> _Exercise_: Locate all lines with the word "Firmwater" and copy them out.

-- start --

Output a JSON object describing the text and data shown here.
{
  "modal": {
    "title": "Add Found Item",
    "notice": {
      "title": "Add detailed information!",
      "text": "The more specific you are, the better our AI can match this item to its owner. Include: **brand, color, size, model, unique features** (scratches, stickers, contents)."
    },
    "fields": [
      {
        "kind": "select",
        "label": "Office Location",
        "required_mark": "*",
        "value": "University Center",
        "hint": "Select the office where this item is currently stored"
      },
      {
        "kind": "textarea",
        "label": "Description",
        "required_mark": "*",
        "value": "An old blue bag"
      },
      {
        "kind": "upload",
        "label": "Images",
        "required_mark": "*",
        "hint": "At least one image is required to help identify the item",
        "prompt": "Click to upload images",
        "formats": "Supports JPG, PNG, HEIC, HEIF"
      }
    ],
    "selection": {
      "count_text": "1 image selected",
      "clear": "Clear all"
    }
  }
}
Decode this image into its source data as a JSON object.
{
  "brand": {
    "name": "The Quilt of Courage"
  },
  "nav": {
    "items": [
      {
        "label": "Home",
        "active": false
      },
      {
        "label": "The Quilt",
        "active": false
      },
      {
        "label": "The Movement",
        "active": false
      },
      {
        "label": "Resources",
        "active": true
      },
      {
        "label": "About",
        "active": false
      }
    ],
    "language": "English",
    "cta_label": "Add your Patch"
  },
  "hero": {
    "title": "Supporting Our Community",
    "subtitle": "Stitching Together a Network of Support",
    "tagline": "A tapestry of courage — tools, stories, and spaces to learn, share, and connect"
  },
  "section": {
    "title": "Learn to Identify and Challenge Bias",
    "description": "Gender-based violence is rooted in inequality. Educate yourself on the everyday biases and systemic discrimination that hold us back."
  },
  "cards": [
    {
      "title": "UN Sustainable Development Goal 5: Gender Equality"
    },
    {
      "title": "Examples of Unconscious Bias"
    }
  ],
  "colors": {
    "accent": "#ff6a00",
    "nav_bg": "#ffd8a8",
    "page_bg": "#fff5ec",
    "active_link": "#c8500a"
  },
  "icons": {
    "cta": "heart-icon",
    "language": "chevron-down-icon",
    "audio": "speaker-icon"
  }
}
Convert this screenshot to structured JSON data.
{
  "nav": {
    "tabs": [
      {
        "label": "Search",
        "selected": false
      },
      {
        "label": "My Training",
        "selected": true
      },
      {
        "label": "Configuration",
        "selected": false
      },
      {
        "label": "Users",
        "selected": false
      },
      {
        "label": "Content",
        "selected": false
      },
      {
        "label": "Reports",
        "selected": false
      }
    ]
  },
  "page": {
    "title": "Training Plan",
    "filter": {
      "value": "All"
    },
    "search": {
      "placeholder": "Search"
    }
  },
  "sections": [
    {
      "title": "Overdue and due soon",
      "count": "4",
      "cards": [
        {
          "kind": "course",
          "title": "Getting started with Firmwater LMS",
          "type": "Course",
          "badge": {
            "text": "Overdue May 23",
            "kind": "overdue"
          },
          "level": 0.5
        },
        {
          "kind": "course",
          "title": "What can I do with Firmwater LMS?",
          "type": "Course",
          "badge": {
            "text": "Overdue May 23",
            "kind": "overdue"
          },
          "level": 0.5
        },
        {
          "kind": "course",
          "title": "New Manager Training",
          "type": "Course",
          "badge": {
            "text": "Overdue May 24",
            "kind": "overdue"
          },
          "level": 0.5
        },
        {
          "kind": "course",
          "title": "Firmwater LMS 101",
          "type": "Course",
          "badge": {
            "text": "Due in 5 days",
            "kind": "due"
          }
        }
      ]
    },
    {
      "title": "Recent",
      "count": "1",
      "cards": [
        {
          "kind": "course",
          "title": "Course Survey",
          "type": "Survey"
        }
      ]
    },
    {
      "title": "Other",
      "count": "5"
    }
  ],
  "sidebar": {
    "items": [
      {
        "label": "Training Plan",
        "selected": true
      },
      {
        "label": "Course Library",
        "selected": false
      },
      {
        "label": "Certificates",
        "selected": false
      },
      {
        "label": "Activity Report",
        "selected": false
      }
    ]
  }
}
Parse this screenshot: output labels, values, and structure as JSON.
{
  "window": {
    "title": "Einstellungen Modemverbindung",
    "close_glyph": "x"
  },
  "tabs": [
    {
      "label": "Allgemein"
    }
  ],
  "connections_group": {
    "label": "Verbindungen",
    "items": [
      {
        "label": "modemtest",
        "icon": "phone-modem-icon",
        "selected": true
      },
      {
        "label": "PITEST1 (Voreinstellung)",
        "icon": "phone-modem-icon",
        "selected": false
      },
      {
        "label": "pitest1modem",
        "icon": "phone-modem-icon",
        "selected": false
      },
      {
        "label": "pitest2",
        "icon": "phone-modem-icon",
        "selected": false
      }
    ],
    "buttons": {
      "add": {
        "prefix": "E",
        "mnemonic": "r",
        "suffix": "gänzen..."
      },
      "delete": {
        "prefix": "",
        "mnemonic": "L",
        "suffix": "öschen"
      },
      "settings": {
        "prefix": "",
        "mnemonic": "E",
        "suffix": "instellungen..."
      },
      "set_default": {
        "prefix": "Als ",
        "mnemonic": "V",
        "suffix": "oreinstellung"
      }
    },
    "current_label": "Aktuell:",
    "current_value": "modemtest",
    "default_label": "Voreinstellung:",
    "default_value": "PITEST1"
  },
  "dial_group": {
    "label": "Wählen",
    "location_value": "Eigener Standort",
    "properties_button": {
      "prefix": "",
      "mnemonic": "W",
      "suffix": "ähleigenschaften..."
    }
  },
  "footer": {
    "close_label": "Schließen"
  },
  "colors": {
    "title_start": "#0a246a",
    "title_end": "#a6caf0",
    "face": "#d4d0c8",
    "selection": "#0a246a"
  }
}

-- end --

> _Response to this task_:
          "title": "Getting started with Firmwater LMS",
          "title": "What can I do with Firmwater LMS?",
          "title": "Firmwater LMS 101",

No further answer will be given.